## CONSEGNA
Secondo il testo sulla condanna di Magalli, a quanto ammonta la multa che il conduttore dovrà pagare?

## SEZIONE DEL TESTO
========================
L’ennesimo round tra Giancarlo Magalli e Adriana Volpe. Una nuova pagina scritta questa volta del Tribunale di Milano che ha condannato il conduttore per diffamazione aggravata nei confronti dell’ex collega, con cui per anni ha guidato “I Fatti Vostri” su Rai2. La denuncia era arrivata dopo un’intervista rilasciata al settimanale “Chi” il 22 novembre 2017 in cui parlava dei casi Weinstein e Brizzi. Dovrà risarcire i danni patiti dalla parte civile Adriana Volpe – assistita dagli avvocati Michele Briamonte, Nicola Menardo e Stefania Nubile dello Studio Grande Stevens – liquidati in via di provvisionale in 25.000 euro e pagare 14.000 euro di multa.
========================
Voci di dati archiviate:

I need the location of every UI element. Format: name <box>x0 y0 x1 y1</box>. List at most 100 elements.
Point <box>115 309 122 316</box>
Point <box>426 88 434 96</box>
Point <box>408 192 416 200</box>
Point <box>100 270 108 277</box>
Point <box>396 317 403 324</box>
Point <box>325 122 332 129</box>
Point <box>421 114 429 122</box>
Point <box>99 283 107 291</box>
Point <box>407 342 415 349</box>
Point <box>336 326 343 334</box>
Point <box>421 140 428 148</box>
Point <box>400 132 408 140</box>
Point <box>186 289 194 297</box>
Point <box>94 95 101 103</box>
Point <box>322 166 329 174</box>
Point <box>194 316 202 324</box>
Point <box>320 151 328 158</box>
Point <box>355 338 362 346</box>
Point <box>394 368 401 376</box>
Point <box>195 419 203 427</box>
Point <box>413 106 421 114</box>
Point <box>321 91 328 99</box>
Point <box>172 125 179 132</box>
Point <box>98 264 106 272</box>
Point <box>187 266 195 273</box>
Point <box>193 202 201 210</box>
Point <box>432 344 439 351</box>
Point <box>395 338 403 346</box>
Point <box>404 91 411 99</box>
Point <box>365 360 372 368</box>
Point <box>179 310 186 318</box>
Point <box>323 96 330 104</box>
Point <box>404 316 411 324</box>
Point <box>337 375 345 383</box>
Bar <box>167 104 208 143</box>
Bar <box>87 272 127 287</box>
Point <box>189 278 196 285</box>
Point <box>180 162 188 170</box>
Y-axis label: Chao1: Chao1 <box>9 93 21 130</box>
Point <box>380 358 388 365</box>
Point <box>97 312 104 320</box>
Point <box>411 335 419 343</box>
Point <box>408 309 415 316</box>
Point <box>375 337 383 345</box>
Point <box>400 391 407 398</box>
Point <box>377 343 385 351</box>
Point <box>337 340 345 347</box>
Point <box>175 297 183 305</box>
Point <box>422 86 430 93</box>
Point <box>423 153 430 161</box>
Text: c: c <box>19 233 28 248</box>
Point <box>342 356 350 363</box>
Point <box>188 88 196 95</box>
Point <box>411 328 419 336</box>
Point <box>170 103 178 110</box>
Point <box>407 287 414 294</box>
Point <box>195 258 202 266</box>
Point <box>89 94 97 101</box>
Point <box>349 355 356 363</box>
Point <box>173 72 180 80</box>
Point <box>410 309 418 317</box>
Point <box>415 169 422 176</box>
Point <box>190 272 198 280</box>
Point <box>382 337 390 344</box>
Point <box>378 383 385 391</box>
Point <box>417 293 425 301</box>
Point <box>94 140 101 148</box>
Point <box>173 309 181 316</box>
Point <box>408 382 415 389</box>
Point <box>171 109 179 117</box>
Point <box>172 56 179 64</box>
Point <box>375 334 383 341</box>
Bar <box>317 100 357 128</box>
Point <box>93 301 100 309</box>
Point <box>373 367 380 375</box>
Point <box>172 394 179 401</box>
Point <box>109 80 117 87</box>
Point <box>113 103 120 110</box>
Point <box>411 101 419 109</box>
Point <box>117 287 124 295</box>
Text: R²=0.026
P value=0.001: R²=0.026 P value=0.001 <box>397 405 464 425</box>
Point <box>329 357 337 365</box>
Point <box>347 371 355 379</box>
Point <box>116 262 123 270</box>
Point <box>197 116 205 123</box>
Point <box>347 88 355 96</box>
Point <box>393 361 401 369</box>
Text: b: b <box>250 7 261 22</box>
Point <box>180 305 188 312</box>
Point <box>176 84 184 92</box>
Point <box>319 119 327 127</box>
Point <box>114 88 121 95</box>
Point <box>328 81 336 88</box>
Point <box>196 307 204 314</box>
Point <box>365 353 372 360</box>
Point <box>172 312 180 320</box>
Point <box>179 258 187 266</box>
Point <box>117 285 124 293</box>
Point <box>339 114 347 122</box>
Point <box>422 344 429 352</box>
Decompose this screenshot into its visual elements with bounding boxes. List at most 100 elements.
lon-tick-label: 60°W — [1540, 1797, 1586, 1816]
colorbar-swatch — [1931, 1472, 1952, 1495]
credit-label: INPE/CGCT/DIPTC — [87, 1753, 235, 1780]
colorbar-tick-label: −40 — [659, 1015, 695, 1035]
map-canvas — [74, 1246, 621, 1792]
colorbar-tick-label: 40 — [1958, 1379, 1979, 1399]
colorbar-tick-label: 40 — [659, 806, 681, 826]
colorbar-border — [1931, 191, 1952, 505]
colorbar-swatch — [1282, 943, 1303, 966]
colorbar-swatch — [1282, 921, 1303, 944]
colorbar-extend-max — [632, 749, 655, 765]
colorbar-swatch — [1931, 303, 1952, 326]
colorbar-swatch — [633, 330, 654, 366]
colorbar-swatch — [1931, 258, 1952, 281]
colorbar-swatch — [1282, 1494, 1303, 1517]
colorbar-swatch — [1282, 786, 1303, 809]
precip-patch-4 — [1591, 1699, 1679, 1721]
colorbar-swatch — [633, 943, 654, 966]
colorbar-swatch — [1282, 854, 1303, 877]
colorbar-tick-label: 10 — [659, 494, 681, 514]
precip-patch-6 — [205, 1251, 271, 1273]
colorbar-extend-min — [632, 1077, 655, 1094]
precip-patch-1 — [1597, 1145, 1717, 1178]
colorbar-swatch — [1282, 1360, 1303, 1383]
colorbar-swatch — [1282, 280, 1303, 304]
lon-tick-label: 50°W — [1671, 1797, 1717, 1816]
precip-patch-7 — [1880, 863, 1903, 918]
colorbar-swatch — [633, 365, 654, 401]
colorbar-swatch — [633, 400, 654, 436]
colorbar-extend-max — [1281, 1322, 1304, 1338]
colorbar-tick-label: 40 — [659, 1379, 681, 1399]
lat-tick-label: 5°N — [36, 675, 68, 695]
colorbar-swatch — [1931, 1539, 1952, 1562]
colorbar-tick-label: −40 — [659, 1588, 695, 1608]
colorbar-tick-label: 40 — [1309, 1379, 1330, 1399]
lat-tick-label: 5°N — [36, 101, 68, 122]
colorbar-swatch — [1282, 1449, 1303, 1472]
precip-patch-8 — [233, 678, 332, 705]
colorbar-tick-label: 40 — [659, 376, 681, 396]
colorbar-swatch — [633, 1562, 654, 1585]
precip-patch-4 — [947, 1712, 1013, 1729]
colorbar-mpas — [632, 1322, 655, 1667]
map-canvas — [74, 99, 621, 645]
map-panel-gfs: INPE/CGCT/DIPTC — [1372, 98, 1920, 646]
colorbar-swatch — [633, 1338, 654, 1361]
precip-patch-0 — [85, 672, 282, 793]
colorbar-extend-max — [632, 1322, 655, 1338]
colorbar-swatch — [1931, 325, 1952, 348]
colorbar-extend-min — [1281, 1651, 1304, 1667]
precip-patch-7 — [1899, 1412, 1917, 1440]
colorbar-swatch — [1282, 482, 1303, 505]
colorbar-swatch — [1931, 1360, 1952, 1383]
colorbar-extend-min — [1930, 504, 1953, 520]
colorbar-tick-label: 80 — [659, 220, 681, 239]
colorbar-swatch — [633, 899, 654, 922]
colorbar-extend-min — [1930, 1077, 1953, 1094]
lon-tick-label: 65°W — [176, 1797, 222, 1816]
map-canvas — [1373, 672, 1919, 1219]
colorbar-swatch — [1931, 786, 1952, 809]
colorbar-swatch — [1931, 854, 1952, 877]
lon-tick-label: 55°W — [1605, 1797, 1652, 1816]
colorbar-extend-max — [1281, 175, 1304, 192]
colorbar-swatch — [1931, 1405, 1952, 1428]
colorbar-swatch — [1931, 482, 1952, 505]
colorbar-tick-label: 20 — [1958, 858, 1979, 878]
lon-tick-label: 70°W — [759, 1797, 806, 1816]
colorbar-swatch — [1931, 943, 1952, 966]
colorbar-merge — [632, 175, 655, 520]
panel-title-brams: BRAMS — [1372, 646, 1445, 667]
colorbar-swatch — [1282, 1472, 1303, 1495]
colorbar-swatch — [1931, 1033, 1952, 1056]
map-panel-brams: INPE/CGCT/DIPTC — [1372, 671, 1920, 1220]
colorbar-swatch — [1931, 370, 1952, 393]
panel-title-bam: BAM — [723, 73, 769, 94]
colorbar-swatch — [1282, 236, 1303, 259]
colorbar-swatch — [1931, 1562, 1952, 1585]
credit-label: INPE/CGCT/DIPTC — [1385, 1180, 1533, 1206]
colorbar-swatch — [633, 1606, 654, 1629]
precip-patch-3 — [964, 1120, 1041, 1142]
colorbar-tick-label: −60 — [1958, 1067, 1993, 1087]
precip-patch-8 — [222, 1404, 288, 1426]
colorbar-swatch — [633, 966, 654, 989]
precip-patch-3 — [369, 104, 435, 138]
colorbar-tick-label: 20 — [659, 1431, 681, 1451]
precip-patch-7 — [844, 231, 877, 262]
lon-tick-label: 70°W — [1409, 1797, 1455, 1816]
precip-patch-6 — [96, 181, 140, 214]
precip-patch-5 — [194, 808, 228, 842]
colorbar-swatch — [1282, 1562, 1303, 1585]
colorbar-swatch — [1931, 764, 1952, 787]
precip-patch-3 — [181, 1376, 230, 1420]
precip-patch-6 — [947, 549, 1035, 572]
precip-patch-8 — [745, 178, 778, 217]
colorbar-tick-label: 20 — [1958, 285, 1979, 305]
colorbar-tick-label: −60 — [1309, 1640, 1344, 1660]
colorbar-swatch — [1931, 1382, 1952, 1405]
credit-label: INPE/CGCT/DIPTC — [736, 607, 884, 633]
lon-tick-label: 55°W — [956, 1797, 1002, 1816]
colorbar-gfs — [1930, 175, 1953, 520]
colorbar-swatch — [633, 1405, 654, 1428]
========================
## SOLUZIONE
14.000 euro.